Selection:

TARGET_VERSION=1.30.0-00   # replace with your target

# ─── On the first control-plane node ───
# Unhold and upgrade kubeadm
sudo apt-mark unhold kubeadm
sudo apt-get update
sudo apt-get install -y kubeadm=$TARGET_VERSION
sudo apt-mark hold kubeadm

# Plan and review changes
sudo kubeadm upgrade plan

# Apply the upgrade
sudo kubeadm upgrade apply v1.30.0  # strip the -00 suffix

# Upgrade kubelet and kubectl on THIS node
sudo apt-mark unhold kubelet kubectl
sudo apt-get install -y kubelet=$TARGET_VERSION kubectl=$TARGET_VERSION
sudo apt-mark hold kubelet kubectl
sudo systemctl daemon-reload
sudo systemctl restart kubelet

# ─── On additional control-plane nodes ───
sudo kubeadm upgrade node
# Then upgrade kubelet and kubectl as above

# ─── On each worker node ───
# (run from a machine with kubectl access to the cluster)
NODE=worker-1
kubectl cordon "$NODE"

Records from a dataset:
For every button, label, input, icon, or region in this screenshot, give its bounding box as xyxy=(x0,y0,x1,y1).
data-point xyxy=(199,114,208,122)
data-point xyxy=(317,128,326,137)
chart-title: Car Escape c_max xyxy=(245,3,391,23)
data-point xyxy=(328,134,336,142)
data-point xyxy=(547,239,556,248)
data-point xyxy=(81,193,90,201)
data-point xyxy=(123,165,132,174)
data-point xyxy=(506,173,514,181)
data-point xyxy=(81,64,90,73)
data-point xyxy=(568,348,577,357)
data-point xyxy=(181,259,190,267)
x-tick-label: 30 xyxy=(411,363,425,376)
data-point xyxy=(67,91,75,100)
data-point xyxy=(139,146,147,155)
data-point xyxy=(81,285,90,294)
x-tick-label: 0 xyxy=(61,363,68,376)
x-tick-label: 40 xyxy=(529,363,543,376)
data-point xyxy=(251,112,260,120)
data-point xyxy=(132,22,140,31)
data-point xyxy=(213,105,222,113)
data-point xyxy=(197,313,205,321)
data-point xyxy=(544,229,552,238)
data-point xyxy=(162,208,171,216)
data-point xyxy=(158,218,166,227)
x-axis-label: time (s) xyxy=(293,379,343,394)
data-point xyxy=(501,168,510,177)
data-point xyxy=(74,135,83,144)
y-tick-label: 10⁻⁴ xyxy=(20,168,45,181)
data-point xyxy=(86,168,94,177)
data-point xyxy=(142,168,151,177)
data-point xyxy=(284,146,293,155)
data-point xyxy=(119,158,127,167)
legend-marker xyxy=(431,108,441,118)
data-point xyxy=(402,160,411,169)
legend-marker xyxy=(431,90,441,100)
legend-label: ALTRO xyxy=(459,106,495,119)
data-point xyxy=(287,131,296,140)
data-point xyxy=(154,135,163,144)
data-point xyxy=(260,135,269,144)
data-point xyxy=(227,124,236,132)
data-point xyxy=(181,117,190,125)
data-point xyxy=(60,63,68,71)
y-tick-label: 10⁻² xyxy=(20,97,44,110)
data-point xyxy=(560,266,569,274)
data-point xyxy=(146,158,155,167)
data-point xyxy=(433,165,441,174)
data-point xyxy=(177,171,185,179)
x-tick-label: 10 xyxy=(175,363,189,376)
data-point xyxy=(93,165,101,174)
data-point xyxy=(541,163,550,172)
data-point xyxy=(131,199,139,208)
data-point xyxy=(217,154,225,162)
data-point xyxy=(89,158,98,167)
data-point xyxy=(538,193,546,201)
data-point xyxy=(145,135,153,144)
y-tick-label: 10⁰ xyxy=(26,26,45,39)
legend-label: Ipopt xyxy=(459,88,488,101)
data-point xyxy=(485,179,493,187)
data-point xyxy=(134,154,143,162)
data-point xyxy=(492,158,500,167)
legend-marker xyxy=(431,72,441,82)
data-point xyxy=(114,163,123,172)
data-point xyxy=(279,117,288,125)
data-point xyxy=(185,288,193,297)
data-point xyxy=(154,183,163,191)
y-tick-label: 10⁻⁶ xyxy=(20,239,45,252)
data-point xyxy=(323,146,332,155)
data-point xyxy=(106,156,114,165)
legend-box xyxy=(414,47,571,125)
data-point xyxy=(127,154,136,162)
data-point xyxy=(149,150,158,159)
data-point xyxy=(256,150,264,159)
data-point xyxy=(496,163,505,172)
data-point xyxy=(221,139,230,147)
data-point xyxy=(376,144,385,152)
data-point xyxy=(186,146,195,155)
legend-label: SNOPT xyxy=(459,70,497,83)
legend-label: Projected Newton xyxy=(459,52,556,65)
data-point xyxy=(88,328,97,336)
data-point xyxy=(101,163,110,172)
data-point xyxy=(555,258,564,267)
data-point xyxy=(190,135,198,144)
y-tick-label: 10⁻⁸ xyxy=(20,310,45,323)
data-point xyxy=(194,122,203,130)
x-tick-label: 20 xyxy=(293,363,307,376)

Work to complete:
1. In the upgrade script, what command is run on additional control-plane nodes?
2. Reproduce the portion of the upgrade script starting with "# ─── On additional" and going on through "to the cluster)".

Responses for each task:
1. sudo kubeadm upgrade node

2.
# ─── On additional control-plane nodes ───
sudo kubeadm upgrade node
# Then upgrade kubelet and kubectl as above

# ─── On each worker node ───
# (run from a machine with kubectl access to the cluster)